## Start DATA EXTRACT
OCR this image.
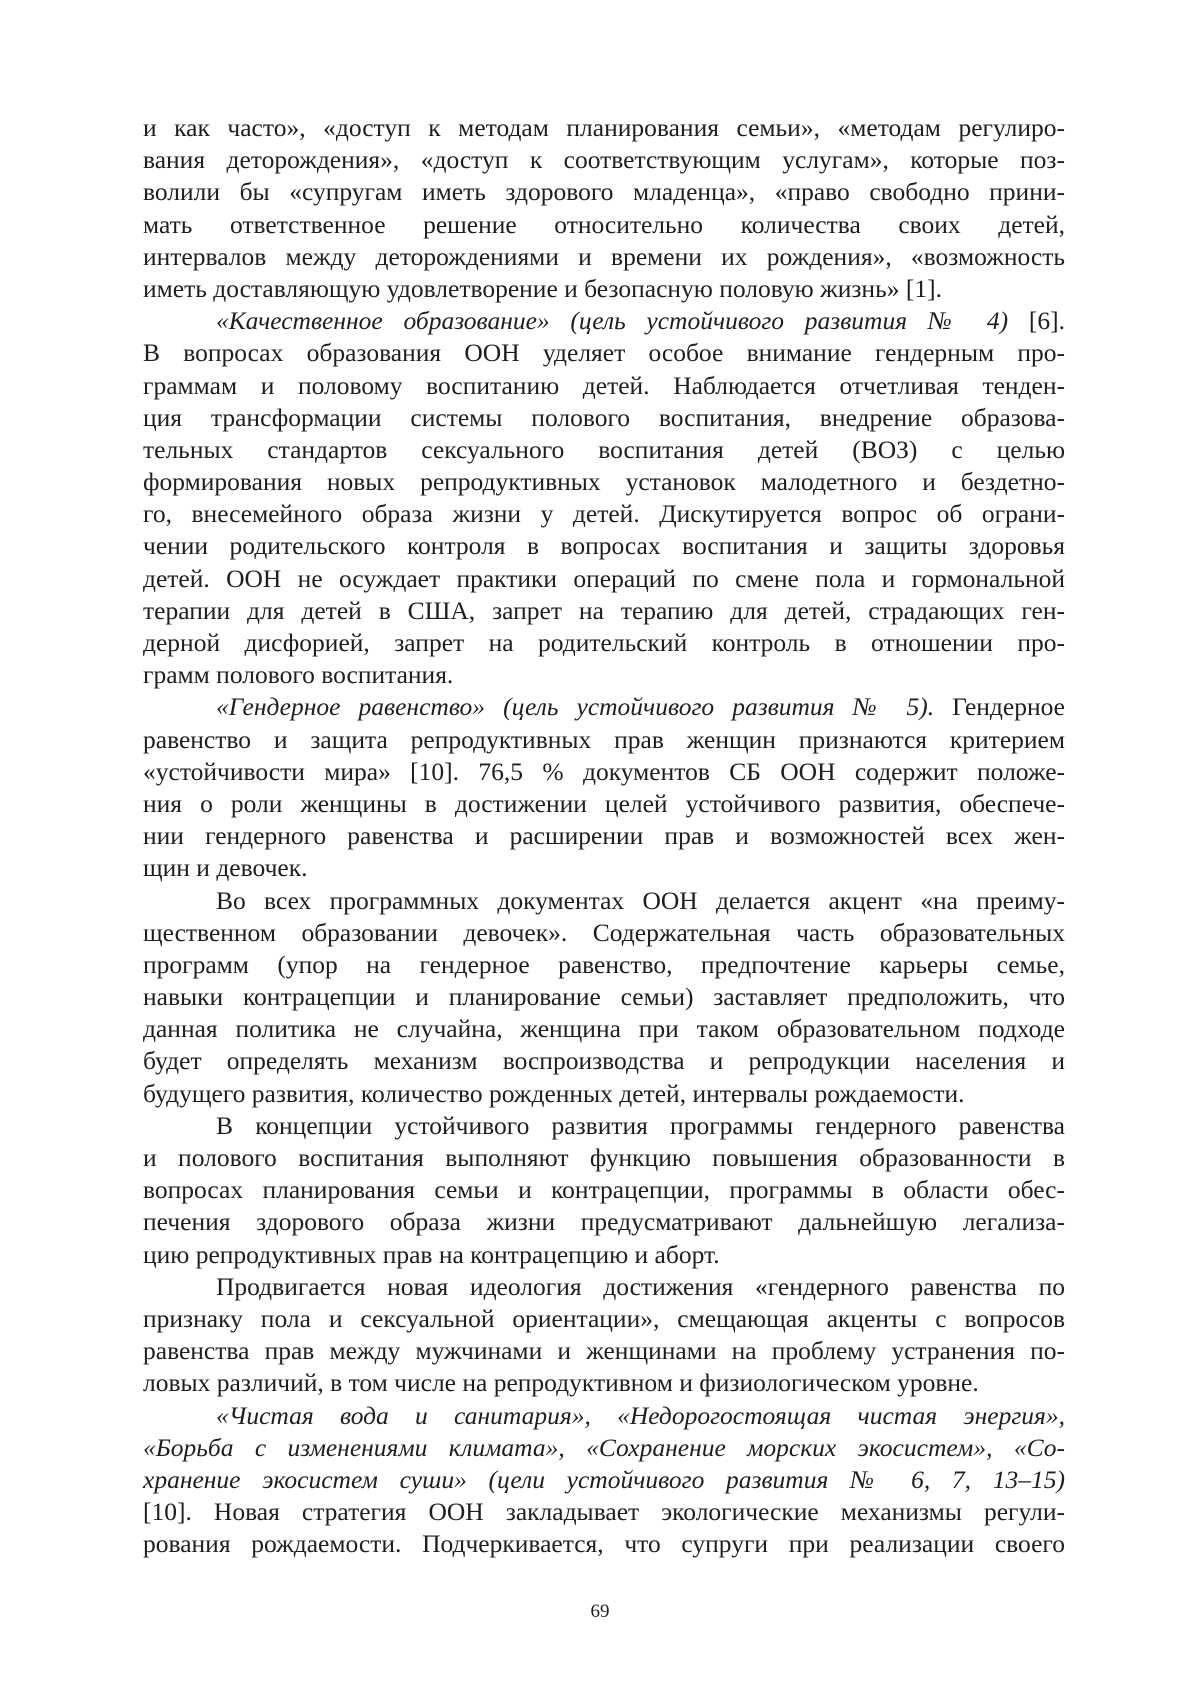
и как часто», «доступ к методам планирования семьи», «методам регулиро-
вания деторождения», «доступ к соответствующим услугам», которые поз-
волили бы «супругам иметь здорового младенца», «право свободно прини-
мать ответственное решение относительно количества своих детей,
интервалов между деторождениями и времени их рождения», «возможность
иметь доставляющую удовлетворение и безопасную половую жизнь» [1].
«Качественное образование» (цель устойчивого развития № 4) [6].
В вопросах образования ООН уделяет особое внимание гендерным про-
граммам и половому воспитанию детей. Наблюдается отчетливая тенден-
ция трансформации системы полового воспитания, внедрение образова-
тельных стандартов сексуального воспитания детей (ВОЗ) с целью
формирования новых репродуктивных установок малодетного и бездетно-
го, внесемейного образа жизни у детей. Дискутируется вопрос об ограни-
чении родительского контроля в вопросах воспитания и защиты здоровья
детей. ООН не осуждает практики операций по смене пола и гормональной
терапии для детей в США, запрет на терапию для детей, страдающих ген-
дерной дисфорией, запрет на родительский контроль в отношении про-
грамм полового воспитания.
«Гендерное равенство» (цель устойчивого развития № 5). Гендерное
равенство и защита репродуктивных прав женщин признаются критерием
«устойчивости мира» [10]. 76,5 % документов СБ ООН содержит положе-
ния о роли женщины в достижении целей устойчивого развития, обеспече-
нии гендерного равенства и расширении прав и возможностей всех жен-
щин и девочек.
Во всех программных документах ООН делается акцент «на преиму-
щественном образовании девочек». Содержательная часть образовательных
программ (упор на гендерное равенство, предпочтение карьеры семье,
навыки контрацепции и планирование семьи) заставляет предположить, что
данная политика не случайна, женщина при таком образовательном подходе
будет определять механизм воспроизводства и репродукции населения и
будущего развития, количество рожденных детей, интервалы рождаемости.
В концепции устойчивого развития программы гендерного равенства
и полового воспитания выполняют функцию повышения образованности в
вопросах планирования семьи и контрацепции, программы в области обес-
печения здорового образа жизни предусматривают дальнейшую легализа-
цию репродуктивных прав на контрацепцию и аборт.
Продвигается новая идеология достижения «гендерного равенства по
признаку пола и сексуальной ориентации», смещающая акценты с вопросов
равенства прав между мужчинами и женщинами на проблему устранения по-
ловых различий, в том числе на репродуктивном и физиологическом уровне.
«Чистая вода и санитария», «Недорогостоящая чистая энергия»,
«Борьба с изменениями климата», «Сохранение морских экосистем», «Со-
хранение экосистем суши» (цели устойчивого развития № 6, 7, 13–15)
[10]. Новая стратегия ООН закладывает экологические механизмы регули-
рования рождаемости. Подчеркивается, что супруги при реализации своего
69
## End DATA EXTRACT
> _AIM_:
Quote the full listing above word for word; exclude every picture from the copy.

> _FINISHED TASK_:
OCR this image.
и как часто», «доступ к методам планирования семьи», «методам регулиро-
вания деторождения», «доступ к соответствующим услугам», которые поз-
волили бы «супругам иметь здорового младенца», «право свободно прини-
мать ответственное решение относительно количества своих детей,
интервалов между деторождениями и времени их рождения», «возможность
иметь доставляющую удовлетворение и безопасную половую жизнь» [1].
«Качественное образование» (цель устойчивого развития № 4) [6].
В вопросах образования ООН уделяет особое внимание гендерным про-
граммам и половому воспитанию детей. Наблюдается отчетливая тенден-
ция трансформации системы полового воспитания, внедрение образова-
тельных стандартов сексуального воспитания детей (ВОЗ) с целью
формирования новых репродуктивных установок малодетного и бездетно-
го, внесемейного образа жизни у детей. Дискутируется вопрос об ограни-
чении родительского контроля в вопросах воспитания и защиты здоровья
детей. ООН не осуждает практики операций по смене пола и гормональной
терапии для детей в США, запрет на терапию для детей, страдающих ген-
дерной дисфорией, запрет на родительский контроль в отношении про-
грамм полового воспитания.
«Гендерное равенство» (цель устойчивого развития № 5). Гендерное
равенство и защита репродуктивных прав женщин признаются критерием
«устойчивости мира» [10]. 76,5 % документов СБ ООН содержит положе-
ния о роли женщины в достижении целей устойчивого развития, обеспече-
нии гендерного равенства и расширении прав и возможностей всех жен-
щин и девочек.
Во всех программных документах ООН делается акцент «на преиму-
щественном образовании девочек». Содержательная часть образовательных
программ (упор на гендерное равенство, предпочтение карьеры семье,
навыки контрацепции и планирование семьи) заставляет предположить, что
данная политика не случайна, женщина при таком образовательном подходе
будет определять механизм воспроизводства и репродукции населения и
будущего развития, количество рожденных детей, интервалы рождаемости.
В концепции устойчивого развития программы гендерного равенства
и полового воспитания выполняют функцию повышения образованности в
вопросах планирования семьи и контрацепции, программы в области обес-
печения здорового образа жизни предусматривают дальнейшую легализа-
цию репродуктивных прав на контрацепцию и аборт.
Продвигается новая идеология достижения «гендерного равенства по
признаку пола и сексуальной ориентации», смещающая акценты с вопросов
равенства прав между мужчинами и женщинами на проблему устранения по-
ловых различий, в том числе на репродуктивном и физиологическом уровне.
«Чистая вода и санитария», «Недорогостоящая чистая энергия»,
«Борьба с изменениями климата», «Сохранение морских экосистем», «Со-
хранение экосистем суши» (цели устойчивого развития № 6, 7, 13–15)
[10]. Новая стратегия ООН закладывает экологические механизмы регули-
рования рождаемости. Подчеркивается, что супруги при реализации своего
69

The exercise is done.